WORK TO DO -> Word for word, repeat the entries, minus the pictures.
= = = = =
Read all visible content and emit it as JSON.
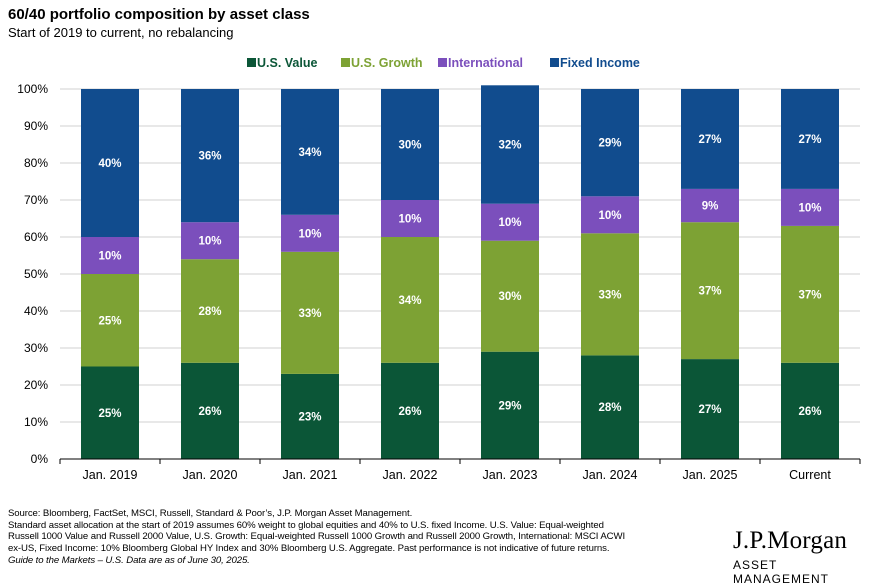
{
  "title": "60/40 portfolio composition by asset class",
  "subtitle": "Start of 2019 to current, no rebalancing",
  "footer": {
    "lines": [
      "Source: Bloomberg, FactSet, MSCI, Russell, Standard & Poor’s, J.P. Morgan Asset Management.",
      "Standard asset allocation at the start of 2019 assumes 60% weight to global equities and 40% to U.S. fixed Income. U.S. Value: Equal-weighted",
      "Russell 1000 Value and Russell 2000 Value, U.S. Growth: Equal-weighted Russell 1000 Growth and Russell 2000 Growth, International: MSCI ACWI",
      "ex-US, Fixed Income: 10% Bloomberg Global HY Index and 30% Bloomberg U.S. Aggregate. Past performance is not indicative of future returns."
    ],
    "guide": "Guide to the Markets – U.S. Data are as of June 30, 2025."
  },
  "logo": {
    "main": "J.P.Morgan",
    "sub": "ASSET MANAGEMENT"
  },
  "chart_data": {
    "type": "bar",
    "stacked": true,
    "categories": [
      "Jan. 2019",
      "Jan. 2020",
      "Jan. 2021",
      "Jan. 2022",
      "Jan. 2023",
      "Jan. 2024",
      "Jan. 2025",
      "Current"
    ],
    "series": [
      {
        "name": "U.S. Value",
        "color": "#0b5637",
        "values": [
          25,
          26,
          23,
          26,
          29,
          28,
          27,
          26
        ],
        "labels": [
          "25%",
          "26%",
          "23%",
          "26%",
          "29%",
          "28%",
          "27%",
          "26%"
        ]
      },
      {
        "name": "U.S. Growth",
        "color": "#7da234",
        "values": [
          25,
          28,
          33,
          34,
          30,
          33,
          37,
          37
        ],
        "labels": [
          "25%",
          "28%",
          "33%",
          "34%",
          "30%",
          "33%",
          "37%",
          "37%"
        ]
      },
      {
        "name": "International",
        "color": "#7b4fbc",
        "values": [
          10,
          10,
          10,
          10,
          10,
          10,
          9,
          10
        ],
        "labels": [
          "10%",
          "10%",
          "10%",
          "10%",
          "10%",
          "10%",
          "9%",
          "10%"
        ]
      },
      {
        "name": "Fixed Income",
        "color": "#114c8e",
        "values": [
          40,
          36,
          34,
          30,
          32,
          29,
          27,
          27
        ],
        "labels": [
          "40%",
          "36%",
          "34%",
          "30%",
          "32%",
          "29%",
          "27%",
          "27%"
        ]
      }
    ],
    "ylim": [
      0,
      100
    ],
    "yticks": [
      "0%",
      "10%",
      "20%",
      "30%",
      "40%",
      "50%",
      "60%",
      "70%",
      "80%",
      "90%",
      "100%"
    ],
    "grid": true,
    "legend": "top-center"
  }
}
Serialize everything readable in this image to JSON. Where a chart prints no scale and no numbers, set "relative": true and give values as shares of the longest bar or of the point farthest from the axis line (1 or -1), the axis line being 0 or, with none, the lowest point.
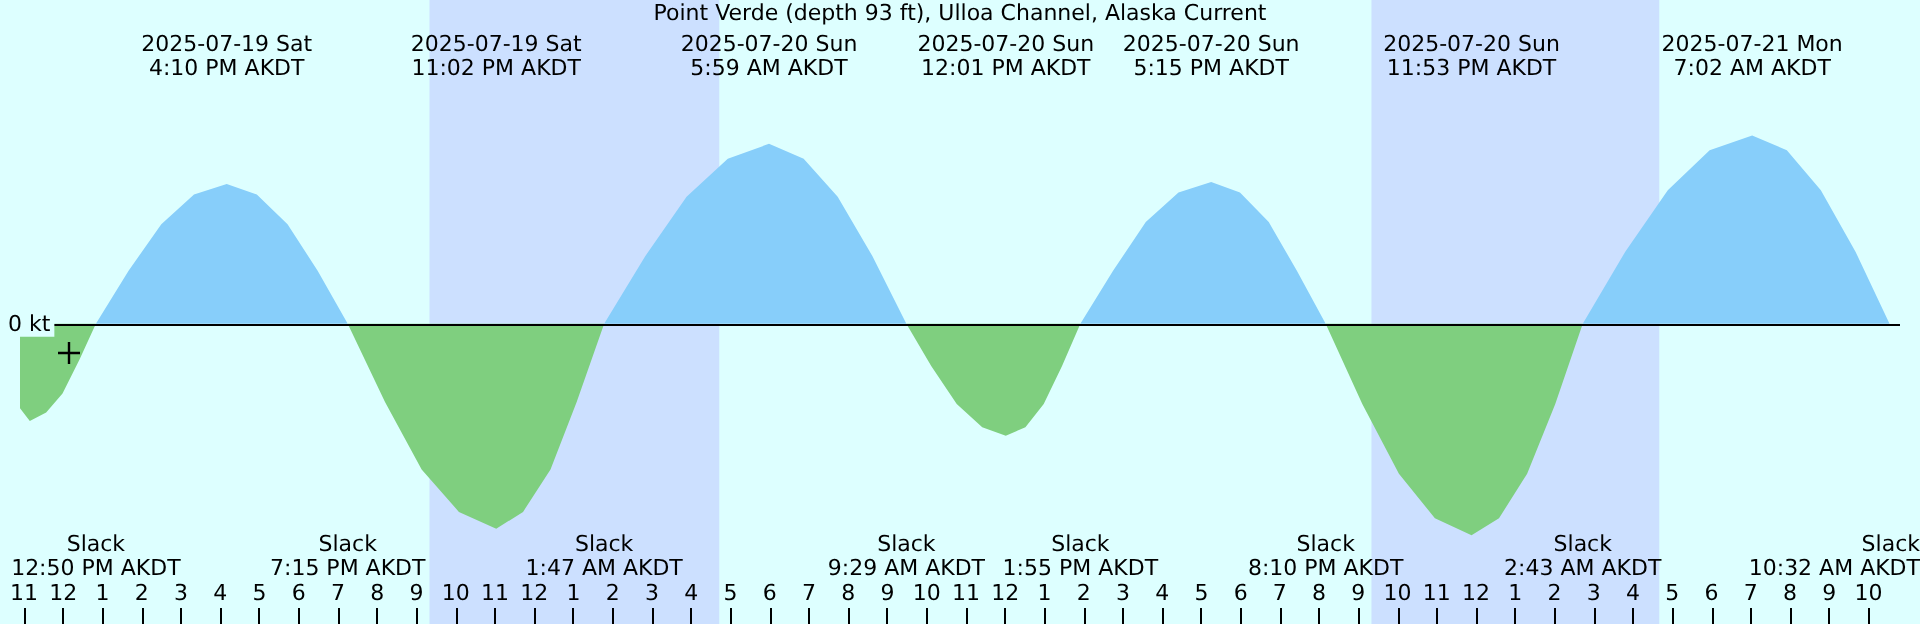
= = = = =
EXERCISE OUTPUT ->
Read all visible content and emit it as JSON.
{
  "title": "60/40 portfolio composition by asset class",
  "subtitle": "Start of 2019 to current, no rebalancing",
  "footer": {
    "lines": [
      "Source: Bloomberg, FactSet, MSCI, Russell, Standard & Poor’s, J.P. Morgan Asset Management.",
      "Standard asset allocation at the start of 2019 assumes 60% weight to global equities and 40% to U.S. fixed Income. U.S. Value: Equal-weighted",
      "Russell 1000 Value and Russell 2000 Value, U.S. Growth: Equal-weighted Russell 1000 Growth and Russell 2000 Growth, International: MSCI ACWI",
      "ex-US, Fixed Income: 10% Bloomberg Global HY Index and 30% Bloomberg U.S. Aggregate. Past performance is not indicative of future returns."
    ],
    "guide": "Guide to the Markets – U.S. Data are as of June 30, 2025."
  },
  "logo": {
    "main": "J.P.Morgan",
    "sub": "ASSET MANAGEMENT"
  },
  "chart_data": {
    "type": "bar",
    "stacked": true,
    "categories": [
      "Jan. 2019",
      "Jan. 2020",
      "Jan. 2021",
      "Jan. 2022",
      "Jan. 2023",
      "Jan. 2024",
      "Jan. 2025",
      "Current"
    ],
    "series": [
      {
        "name": "U.S. Value",
        "color": "#0b5637",
        "values": [
          25,
          26,
          23,
          26,
          29,
          28,
          27,
          26
        ],
        "labels": [
          "25%",
          "26%",
          "23%",
          "26%",
          "29%",
          "28%",
          "27%",
          "26%"
        ]
      },
      {
        "name": "U.S. Growth",
        "color": "#7da234",
        "values": [
          25,
          28,
          33,
          34,
          30,
          33,
          37,
          37
        ],
        "labels": [
          "25%",
          "28%",
          "33%",
          "34%",
          "30%",
          "33%",
          "37%",
          "37%"
        ]
      },
      {
        "name": "International",
        "color": "#7b4fbc",
        "values": [
          10,
          10,
          10,
          10,
          10,
          10,
          9,
          10
        ],
        "labels": [
          "10%",
          "10%",
          "10%",
          "10%",
          "10%",
          "10%",
          "9%",
          "10%"
        ]
      },
      {
        "name": "Fixed Income",
        "color": "#114c8e",
        "values": [
          40,
          36,
          34,
          30,
          32,
          29,
          27,
          27
        ],
        "labels": [
          "40%",
          "36%",
          "34%",
          "30%",
          "32%",
          "29%",
          "27%",
          "27%"
        ]
      }
    ],
    "ylim": [
      0,
      100
    ],
    "yticks": [
      "0%",
      "10%",
      "20%",
      "30%",
      "40%",
      "50%",
      "60%",
      "70%",
      "80%",
      "90%",
      "100%"
    ],
    "grid": true,
    "legend": "top-center"
  }
}
Serialize everything readable in this image to JSON. Where a chart prints no scale and no numbers, set "relative": true and give values as shares of the longest bar or of the point farthest from the axis line (1 or -1), the axis line being 0 or, with none, the lowest point.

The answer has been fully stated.